YOUR GOAL >> How many of the lines here include "growth"? Answer with a single number.

DATA FOR THIS EXERCISE >>
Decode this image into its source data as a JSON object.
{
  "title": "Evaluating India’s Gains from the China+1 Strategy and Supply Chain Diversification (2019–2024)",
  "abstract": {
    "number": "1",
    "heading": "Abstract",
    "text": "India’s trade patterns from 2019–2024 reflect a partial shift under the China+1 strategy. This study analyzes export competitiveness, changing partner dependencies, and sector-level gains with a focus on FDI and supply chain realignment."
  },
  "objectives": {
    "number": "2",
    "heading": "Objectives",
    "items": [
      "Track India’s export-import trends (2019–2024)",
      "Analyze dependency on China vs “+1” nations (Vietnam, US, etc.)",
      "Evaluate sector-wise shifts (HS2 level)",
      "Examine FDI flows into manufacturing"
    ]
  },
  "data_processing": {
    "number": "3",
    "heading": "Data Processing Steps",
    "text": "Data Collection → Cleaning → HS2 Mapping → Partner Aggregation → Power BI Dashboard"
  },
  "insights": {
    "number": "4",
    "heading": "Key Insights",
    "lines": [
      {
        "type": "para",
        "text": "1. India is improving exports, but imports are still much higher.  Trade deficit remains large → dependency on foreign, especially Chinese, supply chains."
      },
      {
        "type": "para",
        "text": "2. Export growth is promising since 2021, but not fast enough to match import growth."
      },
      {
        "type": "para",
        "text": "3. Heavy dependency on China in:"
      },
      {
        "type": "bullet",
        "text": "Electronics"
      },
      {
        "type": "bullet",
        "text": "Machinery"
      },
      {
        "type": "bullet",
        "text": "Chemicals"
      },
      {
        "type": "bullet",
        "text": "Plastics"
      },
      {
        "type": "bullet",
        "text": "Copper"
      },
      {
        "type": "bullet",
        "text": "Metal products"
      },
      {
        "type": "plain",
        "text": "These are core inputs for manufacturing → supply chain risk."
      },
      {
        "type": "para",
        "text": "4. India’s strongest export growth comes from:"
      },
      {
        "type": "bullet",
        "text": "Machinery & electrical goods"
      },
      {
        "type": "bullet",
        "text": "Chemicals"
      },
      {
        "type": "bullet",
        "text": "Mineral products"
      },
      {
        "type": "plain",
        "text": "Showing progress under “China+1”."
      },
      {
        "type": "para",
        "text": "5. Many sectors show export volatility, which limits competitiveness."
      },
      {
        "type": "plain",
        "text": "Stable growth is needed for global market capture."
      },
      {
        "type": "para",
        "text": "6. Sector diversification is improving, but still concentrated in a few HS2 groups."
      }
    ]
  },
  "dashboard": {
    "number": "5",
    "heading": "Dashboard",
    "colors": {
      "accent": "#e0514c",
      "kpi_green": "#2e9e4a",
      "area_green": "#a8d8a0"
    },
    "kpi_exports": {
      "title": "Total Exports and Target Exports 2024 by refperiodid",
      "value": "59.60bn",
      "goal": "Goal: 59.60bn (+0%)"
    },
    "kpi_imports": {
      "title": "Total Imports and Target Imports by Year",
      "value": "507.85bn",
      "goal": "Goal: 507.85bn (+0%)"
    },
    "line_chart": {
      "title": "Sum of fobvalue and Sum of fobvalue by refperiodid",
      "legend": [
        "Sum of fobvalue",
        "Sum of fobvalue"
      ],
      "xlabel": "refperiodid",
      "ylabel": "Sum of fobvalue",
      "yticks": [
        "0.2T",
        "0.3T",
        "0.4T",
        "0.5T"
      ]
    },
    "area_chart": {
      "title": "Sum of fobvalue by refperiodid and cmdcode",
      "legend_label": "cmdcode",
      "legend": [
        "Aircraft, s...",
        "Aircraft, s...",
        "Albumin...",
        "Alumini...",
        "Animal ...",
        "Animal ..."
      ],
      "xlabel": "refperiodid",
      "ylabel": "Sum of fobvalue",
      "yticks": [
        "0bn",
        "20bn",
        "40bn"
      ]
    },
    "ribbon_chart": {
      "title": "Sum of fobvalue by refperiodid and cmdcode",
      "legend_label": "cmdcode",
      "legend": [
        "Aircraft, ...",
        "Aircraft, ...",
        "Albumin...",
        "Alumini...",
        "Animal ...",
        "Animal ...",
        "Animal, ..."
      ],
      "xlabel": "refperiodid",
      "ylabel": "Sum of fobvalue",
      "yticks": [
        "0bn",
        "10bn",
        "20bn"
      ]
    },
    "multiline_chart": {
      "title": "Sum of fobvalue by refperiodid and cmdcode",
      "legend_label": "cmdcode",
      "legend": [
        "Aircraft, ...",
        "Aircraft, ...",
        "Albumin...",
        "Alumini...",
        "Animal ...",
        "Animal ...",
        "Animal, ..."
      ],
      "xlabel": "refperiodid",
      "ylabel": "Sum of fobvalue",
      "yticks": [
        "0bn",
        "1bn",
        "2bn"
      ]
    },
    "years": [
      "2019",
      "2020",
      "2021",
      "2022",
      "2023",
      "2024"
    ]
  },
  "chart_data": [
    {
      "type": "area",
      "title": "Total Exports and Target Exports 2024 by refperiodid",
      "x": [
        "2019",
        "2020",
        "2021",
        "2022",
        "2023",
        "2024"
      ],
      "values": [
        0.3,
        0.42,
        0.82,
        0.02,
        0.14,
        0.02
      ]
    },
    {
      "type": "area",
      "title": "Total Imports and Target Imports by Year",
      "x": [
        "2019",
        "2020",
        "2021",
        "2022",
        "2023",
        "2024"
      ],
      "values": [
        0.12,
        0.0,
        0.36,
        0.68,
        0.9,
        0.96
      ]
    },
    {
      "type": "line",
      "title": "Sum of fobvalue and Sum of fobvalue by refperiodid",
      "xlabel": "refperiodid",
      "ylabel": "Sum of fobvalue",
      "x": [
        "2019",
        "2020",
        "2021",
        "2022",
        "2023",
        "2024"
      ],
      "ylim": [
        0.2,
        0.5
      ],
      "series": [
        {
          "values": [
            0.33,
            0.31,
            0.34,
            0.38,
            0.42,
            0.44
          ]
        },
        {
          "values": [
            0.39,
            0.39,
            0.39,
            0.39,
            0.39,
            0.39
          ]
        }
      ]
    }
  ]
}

EXERCISE RESPONSE >> 3